• _Task description_
Reproduce the data that follows in its entirety, character for character.

• _Extracted data_

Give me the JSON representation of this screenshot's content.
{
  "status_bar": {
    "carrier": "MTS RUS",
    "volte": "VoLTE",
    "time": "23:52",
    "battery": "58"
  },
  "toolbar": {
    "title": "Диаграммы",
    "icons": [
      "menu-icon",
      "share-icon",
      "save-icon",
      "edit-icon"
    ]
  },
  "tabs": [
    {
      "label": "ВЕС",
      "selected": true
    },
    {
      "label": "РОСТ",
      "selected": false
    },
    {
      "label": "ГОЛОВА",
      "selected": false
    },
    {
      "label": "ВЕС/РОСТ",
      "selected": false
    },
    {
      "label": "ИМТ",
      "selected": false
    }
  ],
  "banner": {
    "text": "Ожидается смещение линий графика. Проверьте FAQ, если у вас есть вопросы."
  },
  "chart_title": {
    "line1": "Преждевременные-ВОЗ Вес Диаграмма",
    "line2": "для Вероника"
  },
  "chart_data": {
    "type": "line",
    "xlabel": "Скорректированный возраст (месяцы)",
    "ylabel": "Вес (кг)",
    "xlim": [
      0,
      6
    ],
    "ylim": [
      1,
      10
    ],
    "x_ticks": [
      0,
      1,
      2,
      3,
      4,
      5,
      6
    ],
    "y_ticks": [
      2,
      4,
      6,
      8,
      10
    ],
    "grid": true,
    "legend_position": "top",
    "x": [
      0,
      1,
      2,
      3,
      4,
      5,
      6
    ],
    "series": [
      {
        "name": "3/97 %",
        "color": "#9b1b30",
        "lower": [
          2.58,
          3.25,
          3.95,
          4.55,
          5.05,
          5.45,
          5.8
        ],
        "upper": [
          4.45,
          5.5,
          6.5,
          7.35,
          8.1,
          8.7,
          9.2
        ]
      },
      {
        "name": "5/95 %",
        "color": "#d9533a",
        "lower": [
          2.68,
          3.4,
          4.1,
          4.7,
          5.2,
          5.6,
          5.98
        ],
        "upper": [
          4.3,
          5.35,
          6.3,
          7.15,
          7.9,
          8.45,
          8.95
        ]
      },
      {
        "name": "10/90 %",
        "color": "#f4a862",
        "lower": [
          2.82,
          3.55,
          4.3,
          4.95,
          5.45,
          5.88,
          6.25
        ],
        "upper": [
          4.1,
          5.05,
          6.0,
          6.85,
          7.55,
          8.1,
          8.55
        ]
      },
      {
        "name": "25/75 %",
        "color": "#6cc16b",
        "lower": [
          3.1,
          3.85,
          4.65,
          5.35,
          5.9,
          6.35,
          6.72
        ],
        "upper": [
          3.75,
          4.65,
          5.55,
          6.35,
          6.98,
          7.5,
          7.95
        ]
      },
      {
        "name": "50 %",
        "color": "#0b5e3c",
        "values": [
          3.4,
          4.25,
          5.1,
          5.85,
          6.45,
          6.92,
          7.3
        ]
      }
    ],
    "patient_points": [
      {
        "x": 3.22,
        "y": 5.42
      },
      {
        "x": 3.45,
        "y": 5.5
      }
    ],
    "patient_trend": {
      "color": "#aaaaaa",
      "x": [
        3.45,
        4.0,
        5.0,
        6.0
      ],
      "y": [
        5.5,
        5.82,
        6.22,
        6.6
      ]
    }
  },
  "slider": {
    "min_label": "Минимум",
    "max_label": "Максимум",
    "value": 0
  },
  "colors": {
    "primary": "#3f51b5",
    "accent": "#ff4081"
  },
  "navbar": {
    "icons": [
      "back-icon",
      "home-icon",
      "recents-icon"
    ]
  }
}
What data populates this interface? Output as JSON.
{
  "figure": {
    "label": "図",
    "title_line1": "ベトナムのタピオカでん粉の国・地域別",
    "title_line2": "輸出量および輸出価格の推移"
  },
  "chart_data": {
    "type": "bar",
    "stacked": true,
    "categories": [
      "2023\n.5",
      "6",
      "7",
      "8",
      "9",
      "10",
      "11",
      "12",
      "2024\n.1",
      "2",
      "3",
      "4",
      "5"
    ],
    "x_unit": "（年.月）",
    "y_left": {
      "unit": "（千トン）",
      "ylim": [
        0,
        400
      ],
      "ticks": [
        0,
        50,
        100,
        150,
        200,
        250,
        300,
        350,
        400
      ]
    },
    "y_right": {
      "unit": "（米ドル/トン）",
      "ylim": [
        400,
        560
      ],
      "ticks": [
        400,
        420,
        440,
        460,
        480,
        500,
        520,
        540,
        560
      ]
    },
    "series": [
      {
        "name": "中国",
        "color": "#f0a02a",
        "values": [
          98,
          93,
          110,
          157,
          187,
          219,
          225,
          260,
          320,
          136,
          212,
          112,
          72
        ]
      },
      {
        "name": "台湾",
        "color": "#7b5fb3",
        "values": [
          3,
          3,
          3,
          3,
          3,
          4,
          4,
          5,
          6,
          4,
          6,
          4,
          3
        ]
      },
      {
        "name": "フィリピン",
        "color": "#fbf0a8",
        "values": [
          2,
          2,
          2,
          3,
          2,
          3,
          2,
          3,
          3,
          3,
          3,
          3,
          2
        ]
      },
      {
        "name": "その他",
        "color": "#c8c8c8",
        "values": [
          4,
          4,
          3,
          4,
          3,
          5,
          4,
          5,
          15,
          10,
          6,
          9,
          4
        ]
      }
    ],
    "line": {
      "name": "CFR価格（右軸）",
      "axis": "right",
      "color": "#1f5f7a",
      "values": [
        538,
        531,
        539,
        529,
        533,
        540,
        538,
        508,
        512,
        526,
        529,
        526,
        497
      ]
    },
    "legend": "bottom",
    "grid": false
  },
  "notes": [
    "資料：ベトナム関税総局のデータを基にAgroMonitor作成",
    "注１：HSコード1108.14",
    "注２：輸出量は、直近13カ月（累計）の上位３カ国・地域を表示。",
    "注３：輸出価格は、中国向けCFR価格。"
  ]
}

• _Answer to this exercise_
Give me the JSON representation of this screenshot's content.
{
  "status_bar": {
    "carrier": "MTS RUS",
    "volte": "VoLTE",
    "time": "23:52",
    "battery": "58"
  },
  "toolbar": {
    "title": "Диаграммы",
    "icons": [
      "menu-icon",
      "share-icon",
      "save-icon",
      "edit-icon"
    ]
  },
  "tabs": [
    {
      "label": "ВЕС",
      "selected": true
    },
    {
      "label": "РОСТ",
      "selected": false
    },
    {
      "label": "ГОЛОВА",
      "selected": false
    },
    {
      "label": "ВЕС/РОСТ",
      "selected": false
    },
    {
      "label": "ИМТ",
      "selected": false
    }
  ],
  "banner": {
    "text": "Ожидается смещение линий графика. Проверьте FAQ, если у вас есть вопросы."
  },
  "chart_title": {
    "line1": "Преждевременные-ВОЗ Вес Диаграмма",
    "line2": "для Вероника"
  },
  "chart_data": {
    "type": "line",
    "xlabel": "Скорректированный возраст (месяцы)",
    "ylabel": "Вес (кг)",
    "xlim": [
      0,
      6
    ],
    "ylim": [
      1,
      10
    ],
    "x_ticks": [
      0,
      1,
      2,
      3,
      4,
      5,
      6
    ],
    "y_ticks": [
      2,
      4,
      6,
      8,
      10
    ],
    "grid": true,
    "legend_position": "top",
    "x": [
      0,
      1,
      2,
      3,
      4,
      5,
      6
    ],
    "series": [
      {
        "name": "3/97 %",
        "color": "#9b1b30",
        "lower": [
          2.58,
          3.25,
          3.95,
          4.55,
          5.05,
          5.45,
          5.8
        ],
        "upper": [
          4.45,
          5.5,
          6.5,
          7.35,
          8.1,
          8.7,
          9.2
        ]
      },
      {
        "name": "5/95 %",
        "color": "#d9533a",
        "lower": [
          2.68,
          3.4,
          4.1,
          4.7,
          5.2,
          5.6,
          5.98
        ],
        "upper": [
          4.3,
          5.35,
          6.3,
          7.15,
          7.9,
          8.45,
          8.95
        ]
      },
      {
        "name": "10/90 %",
        "color": "#f4a862",
        "lower": [
          2.82,
          3.55,
          4.3,
          4.95,
          5.45,
          5.88,
          6.25
        ],
        "upper": [
          4.1,
          5.05,
          6.0,
          6.85,
          7.55,
          8.1,
          8.55
        ]
      },
      {
        "name": "25/75 %",
        "color": "#6cc16b",
        "lower": [
          3.1,
          3.85,
          4.65,
          5.35,
          5.9,
          6.35,
          6.72
        ],
        "upper": [
          3.75,
          4.65,
          5.55,
          6.35,
          6.98,
          7.5,
          7.95
        ]
      },
      {
        "name": "50 %",
        "color": "#0b5e3c",
        "values": [
          3.4,
          4.25,
          5.1,
          5.85,
          6.45,
          6.92,
          7.3
        ]
      }
    ],
    "patient_points": [
      {
        "x": 3.22,
        "y": 5.42
      },
      {
        "x": 3.45,
        "y": 5.5
      }
    ],
    "patient_trend": {
      "color": "#aaaaaa",
      "x": [
        3.45,
        4.0,
        5.0,
        6.0
      ],
      "y": [
        5.5,
        5.82,
        6.22,
        6.6
      ]
    }
  },
  "slider": {
    "min_label": "Минимум",
    "max_label": "Максимум",
    "value": 0
  },
  "colors": {
    "primary": "#3f51b5",
    "accent": "#ff4081"
  },
  "navbar": {
    "icons": [
      "back-icon",
      "home-icon",
      "recents-icon"
    ]
  }
}
What data populates this interface? Output as JSON.
{
  "figure": {
    "label": "図",
    "title_line1": "ベトナムのタピオカでん粉の国・地域別",
    "title_line2": "輸出量および輸出価格の推移"
  },
  "chart_data": {
    "type": "bar",
    "stacked": true,
    "categories": [
      "2023\n.5",
      "6",
      "7",
      "8",
      "9",
      "10",
      "11",
      "12",
      "2024\n.1",
      "2",
      "3",
      "4",
      "5"
    ],
    "x_unit": "（年.月）",
    "y_left": {
      "unit": "（千トン）",
      "ylim": [
        0,
        400
      ],
      "ticks": [
        0,
        50,
        100,
        150,
        200,
        250,
        300,
        350,
        400
      ]
    },
    "y_right": {
      "unit": "（米ドル/トン）",
      "ylim": [
        400,
        560
      ],
      "ticks": [
        400,
        420,
        440,
        460,
        480,
        500,
        520,
        540,
        560
      ]
    },
    "series": [
      {
        "name": "中国",
        "color": "#f0a02a",
        "values": [
          98,
          93,
          110,
          157,
          187,
          219,
          225,
          260,
          320,
          136,
          212,
          112,
          72
        ]
      },
      {
        "name": "台湾",
        "color": "#7b5fb3",
        "values": [
          3,
          3,
          3,
          3,
          3,
          4,
          4,
          5,
          6,
          4,
          6,
          4,
          3
        ]
      },
      {
        "name": "フィリピン",
        "color": "#fbf0a8",
        "values": [
          2,
          2,
          2,
          3,
          2,
          3,
          2,
          3,
          3,
          3,
          3,
          3,
          2
        ]
      },
      {
        "name": "その他",
        "color": "#c8c8c8",
        "values": [
          4,
          4,
          3,
          4,
          3,
          5,
          4,
          5,
          15,
          10,
          6,
          9,
          4
        ]
      }
    ],
    "line": {
      "name": "CFR価格（右軸）",
      "axis": "right",
      "color": "#1f5f7a",
      "values": [
        538,
        531,
        539,
        529,
        533,
        540,
        538,
        508,
        512,
        526,
        529,
        526,
        497
      ]
    },
    "legend": "bottom",
    "grid": false
  },
  "notes": [
    "資料：ベトナム関税総局のデータを基にAgroMonitor作成",
    "注１：HSコード1108.14",
    "注２：輸出量は、直近13カ月（累計）の上位３カ国・地域を表示。",
    "注３：輸出価格は、中国向けCFR価格。"
  ]
}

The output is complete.